To do
Write out each line in which the string "content" is present.

Records for the exercise
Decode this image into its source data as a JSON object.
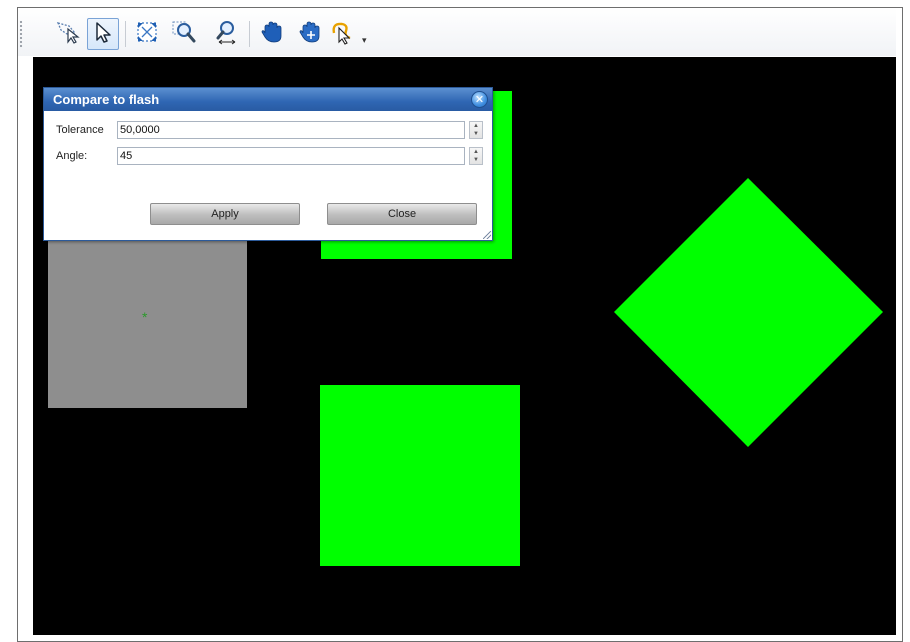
{
  "toolbar": {
    "tools": [
      {
        "name": "lasso-select-icon"
      },
      {
        "name": "select-pointer-icon",
        "active": true
      },
      {
        "name": "zoom-extents-icon"
      },
      {
        "name": "zoom-window-icon"
      },
      {
        "name": "zoom-realtime-icon"
      },
      {
        "name": "pan-hand-icon"
      },
      {
        "name": "pan-hand-alt-icon"
      },
      {
        "name": "snap-mode-icon"
      }
    ]
  },
  "dialog": {
    "title": "Compare to flash",
    "close_glyph": "✕",
    "tolerance": {
      "label": "Tolerance",
      "value": "50,0000"
    },
    "angle": {
      "label": "Angle:",
      "value": "45"
    },
    "apply_label": "Apply",
    "close_label": "Close"
  },
  "canvas": {
    "background": "#000000",
    "shape_color": "#00ff00",
    "selected_shape_color": "#8e8e8e",
    "crosshair_glyph": "*"
  }
}
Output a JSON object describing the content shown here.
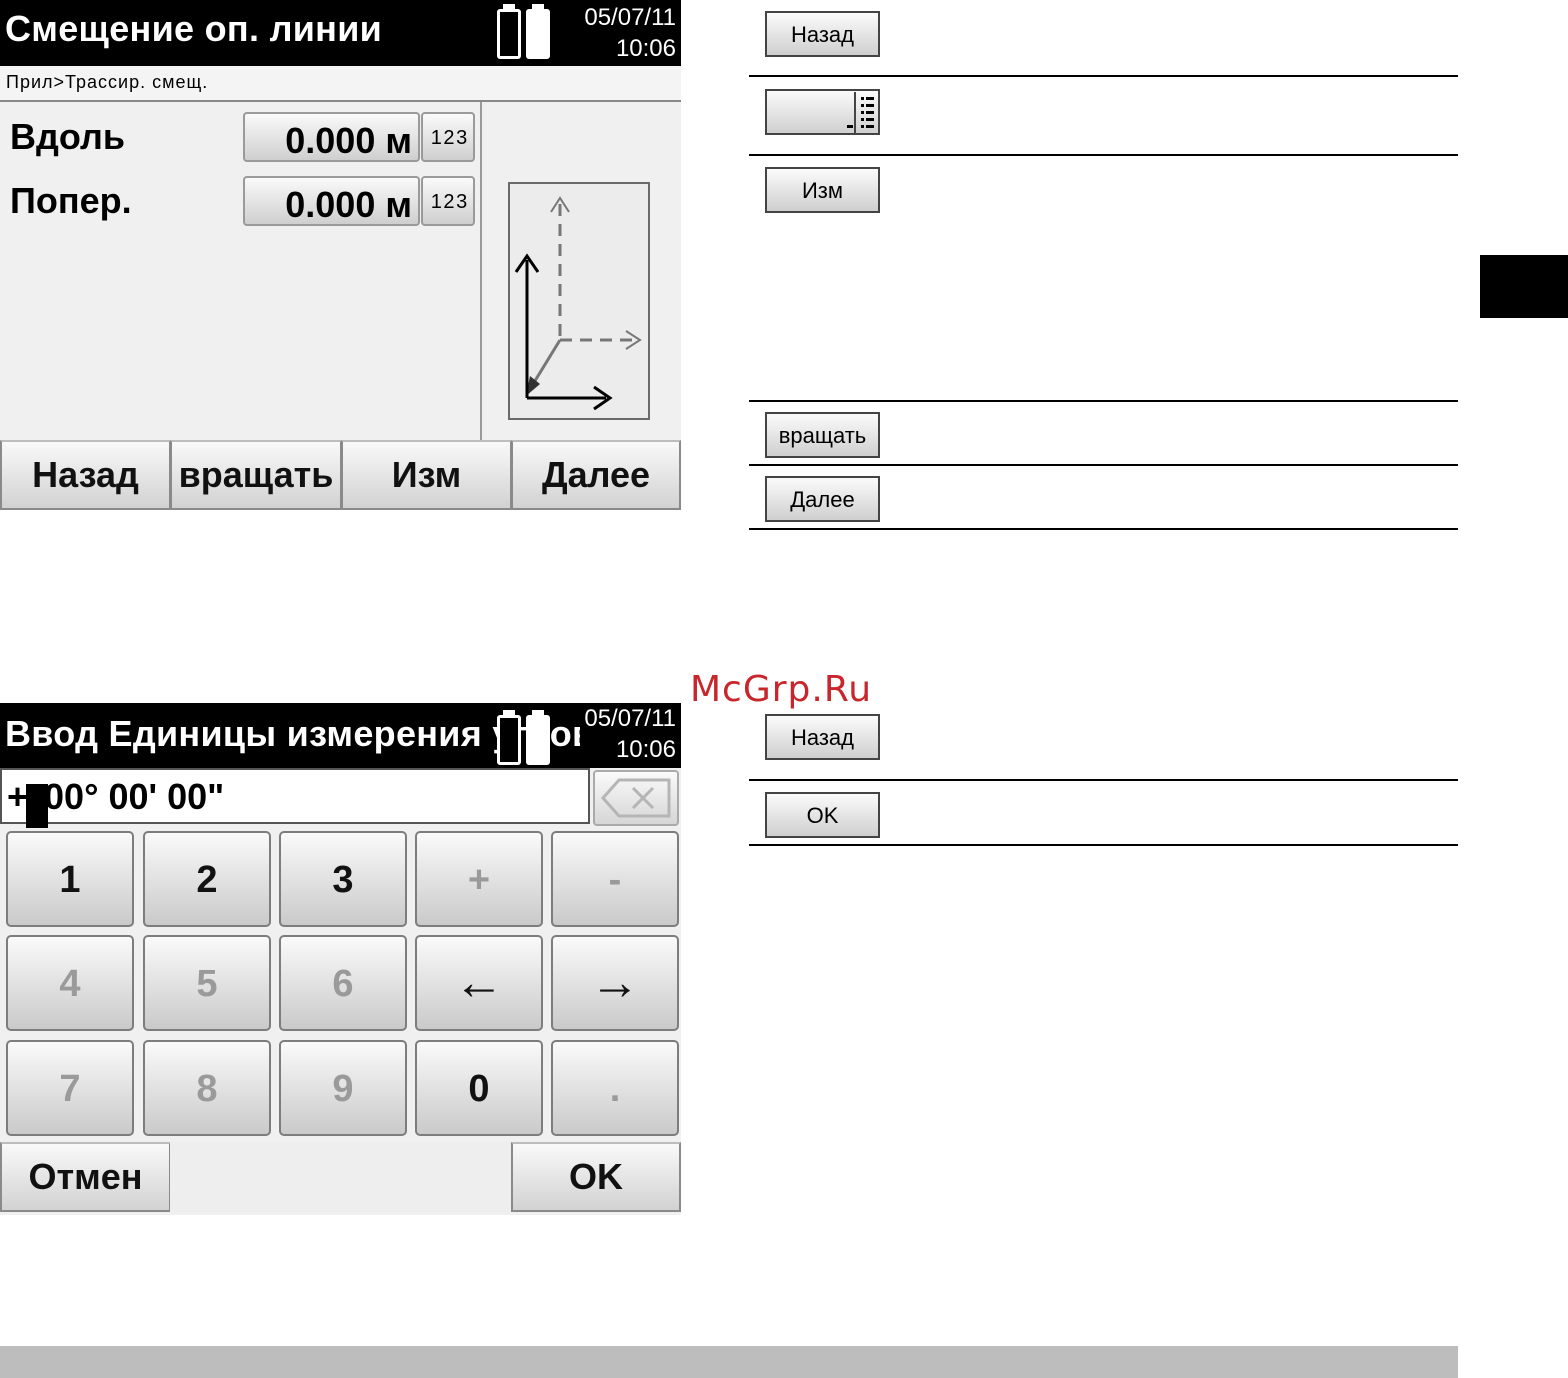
{
  "screen1": {
    "title": "Смещение оп. линии",
    "date": "05/07/11",
    "time": "10:06",
    "breadcrumb": "Прил>Трассир. смещ.",
    "fields": [
      {
        "label": "Вдоль",
        "value": "0.000 м",
        "numpad": "1 2 3"
      },
      {
        "label": "Попер.",
        "value": "0.000 м",
        "numpad": "1 2 3"
      }
    ],
    "softkeys": [
      "Назад",
      "вращать",
      "Изм",
      "Далее"
    ]
  },
  "screen2": {
    "title": "Ввод Единицы измерения углов",
    "date": "05/07/11",
    "time": "10:06",
    "input_prefix": "+",
    "input_cursor_char": "0",
    "input_rest": "00° 00' 00\"",
    "keys": [
      {
        "label": "1",
        "enabled": true
      },
      {
        "label": "2",
        "enabled": true
      },
      {
        "label": "3",
        "enabled": true
      },
      {
        "label": "+",
        "enabled": false
      },
      {
        "label": "-",
        "enabled": false
      },
      {
        "label": "4",
        "enabled": false
      },
      {
        "label": "5",
        "enabled": false
      },
      {
        "label": "6",
        "enabled": false
      },
      {
        "label": "←",
        "enabled": true
      },
      {
        "label": "→",
        "enabled": true
      },
      {
        "label": "7",
        "enabled": false
      },
      {
        "label": "8",
        "enabled": false
      },
      {
        "label": "9",
        "enabled": false
      },
      {
        "label": "0",
        "enabled": true
      },
      {
        "label": ".",
        "enabled": false
      }
    ],
    "softkeys": [
      "Отмен",
      "",
      "OK"
    ]
  },
  "legend1": {
    "back": "Назад",
    "edit": "Изм",
    "rotate": "вращать",
    "next": "Далее"
  },
  "legend2": {
    "back": "Назад",
    "ok": "OK"
  },
  "watermark": "McGrp.Ru"
}
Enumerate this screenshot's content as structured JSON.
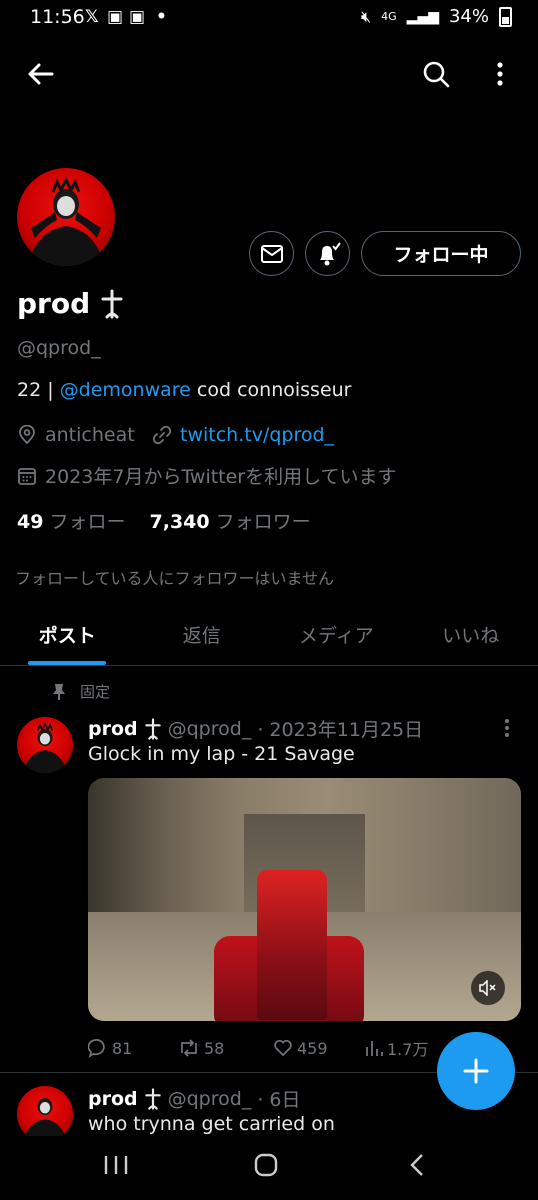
{
  "status_bar": {
    "time": "11:56",
    "notif_icons": [
      "X",
      "twitch",
      "twitch",
      "•"
    ],
    "battery": "34%",
    "network": "4G"
  },
  "profile": {
    "name": "prod",
    "handle": "@qprod_",
    "bio_prefix": "22 | ",
    "bio_mention": "@demonware",
    "bio_suffix": " cod connoisseur",
    "location": "anticheat",
    "website": "twitch.tv/qprod_",
    "joined": "2023年7月からTwitterを利用しています",
    "following_count": "49",
    "following_label": "フォロー",
    "followers_count": "7,340",
    "followers_label": "フォロワー",
    "known_followers": "フォローしている人にフォロワーはいません",
    "follow_button": "フォロー中"
  },
  "tabs": [
    {
      "label": "ポスト"
    },
    {
      "label": "返信"
    },
    {
      "label": "メディア"
    },
    {
      "label": "いいね"
    }
  ],
  "pinned_label": "固定",
  "posts": [
    {
      "name": "prod",
      "handle": "@qprod_",
      "date": "· 2023年11月25日",
      "text": "Glock in my lap - 21 Savage",
      "replies": "81",
      "reposts": "58",
      "likes": "459",
      "views": "1.7万"
    },
    {
      "name": "prod",
      "handle": "@qprod_",
      "date": "· 6日",
      "text": "who trynna get carried on"
    }
  ],
  "colors": {
    "accent": "#1d9bf0",
    "muted": "#71767b",
    "border": "#2f3336"
  }
}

Written reply
Output a JSON object describing the content shown here.
Enumerate this screenshot's content as structured JSON.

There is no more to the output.